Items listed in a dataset
______

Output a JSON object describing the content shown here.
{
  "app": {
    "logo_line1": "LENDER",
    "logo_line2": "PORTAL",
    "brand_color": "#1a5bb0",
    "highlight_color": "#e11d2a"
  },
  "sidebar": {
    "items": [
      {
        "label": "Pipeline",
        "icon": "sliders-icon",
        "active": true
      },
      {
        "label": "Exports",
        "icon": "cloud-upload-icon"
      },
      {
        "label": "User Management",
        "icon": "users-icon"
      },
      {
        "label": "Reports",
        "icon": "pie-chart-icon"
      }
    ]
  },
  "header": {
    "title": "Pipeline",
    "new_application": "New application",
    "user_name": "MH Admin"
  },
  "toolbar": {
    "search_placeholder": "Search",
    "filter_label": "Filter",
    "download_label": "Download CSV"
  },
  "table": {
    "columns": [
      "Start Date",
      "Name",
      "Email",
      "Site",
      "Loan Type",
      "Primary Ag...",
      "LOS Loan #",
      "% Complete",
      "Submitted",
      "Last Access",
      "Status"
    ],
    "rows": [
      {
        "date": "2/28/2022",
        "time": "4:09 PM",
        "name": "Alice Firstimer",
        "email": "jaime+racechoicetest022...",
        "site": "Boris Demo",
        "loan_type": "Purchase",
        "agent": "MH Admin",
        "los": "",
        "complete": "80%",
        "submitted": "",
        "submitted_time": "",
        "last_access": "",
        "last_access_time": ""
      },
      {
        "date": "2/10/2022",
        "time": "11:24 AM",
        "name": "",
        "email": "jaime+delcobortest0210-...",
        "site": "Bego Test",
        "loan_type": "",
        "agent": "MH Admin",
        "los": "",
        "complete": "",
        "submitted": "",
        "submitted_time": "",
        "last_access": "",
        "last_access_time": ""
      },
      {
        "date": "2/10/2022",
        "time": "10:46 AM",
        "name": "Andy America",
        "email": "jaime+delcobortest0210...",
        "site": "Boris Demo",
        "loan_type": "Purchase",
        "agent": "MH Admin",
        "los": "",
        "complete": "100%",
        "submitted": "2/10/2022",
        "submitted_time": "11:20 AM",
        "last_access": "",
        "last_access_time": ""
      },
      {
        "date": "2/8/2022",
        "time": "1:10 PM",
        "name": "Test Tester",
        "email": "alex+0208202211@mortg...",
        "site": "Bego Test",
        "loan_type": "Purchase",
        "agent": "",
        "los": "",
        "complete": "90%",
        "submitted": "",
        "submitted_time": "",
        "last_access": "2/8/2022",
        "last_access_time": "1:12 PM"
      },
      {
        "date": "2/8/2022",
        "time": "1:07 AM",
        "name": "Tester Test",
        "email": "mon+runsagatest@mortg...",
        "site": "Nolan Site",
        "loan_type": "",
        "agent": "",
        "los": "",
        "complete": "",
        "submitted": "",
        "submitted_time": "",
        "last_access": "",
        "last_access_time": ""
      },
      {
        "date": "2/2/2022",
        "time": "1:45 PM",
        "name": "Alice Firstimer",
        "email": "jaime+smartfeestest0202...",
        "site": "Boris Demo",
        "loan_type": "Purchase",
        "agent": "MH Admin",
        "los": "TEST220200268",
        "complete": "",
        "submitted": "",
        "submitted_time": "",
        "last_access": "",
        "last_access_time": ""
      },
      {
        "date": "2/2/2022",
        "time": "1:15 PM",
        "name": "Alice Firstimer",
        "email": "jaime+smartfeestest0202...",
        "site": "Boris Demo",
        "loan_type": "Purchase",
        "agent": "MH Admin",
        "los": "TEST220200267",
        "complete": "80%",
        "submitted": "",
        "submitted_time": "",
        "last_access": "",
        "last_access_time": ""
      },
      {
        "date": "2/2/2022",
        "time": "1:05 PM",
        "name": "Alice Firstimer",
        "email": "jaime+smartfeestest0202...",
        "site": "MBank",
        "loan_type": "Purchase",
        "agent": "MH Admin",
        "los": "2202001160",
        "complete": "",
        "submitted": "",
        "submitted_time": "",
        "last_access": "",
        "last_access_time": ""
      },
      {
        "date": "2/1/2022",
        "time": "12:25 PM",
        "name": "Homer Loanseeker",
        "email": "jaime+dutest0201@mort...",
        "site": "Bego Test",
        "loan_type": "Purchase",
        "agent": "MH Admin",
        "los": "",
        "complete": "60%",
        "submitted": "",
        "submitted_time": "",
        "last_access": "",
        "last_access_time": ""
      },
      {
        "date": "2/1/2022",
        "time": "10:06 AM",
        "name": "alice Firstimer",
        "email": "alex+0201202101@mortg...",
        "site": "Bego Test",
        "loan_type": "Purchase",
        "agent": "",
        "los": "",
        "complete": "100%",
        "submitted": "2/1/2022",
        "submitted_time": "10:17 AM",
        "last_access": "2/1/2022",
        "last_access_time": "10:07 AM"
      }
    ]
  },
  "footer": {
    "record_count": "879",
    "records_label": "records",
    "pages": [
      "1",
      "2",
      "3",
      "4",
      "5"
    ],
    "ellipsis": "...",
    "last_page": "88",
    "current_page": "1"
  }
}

______

_Prompt_. Say how many lines contain "mortg", and give nothing but that number.

_Answer to the problem_. 3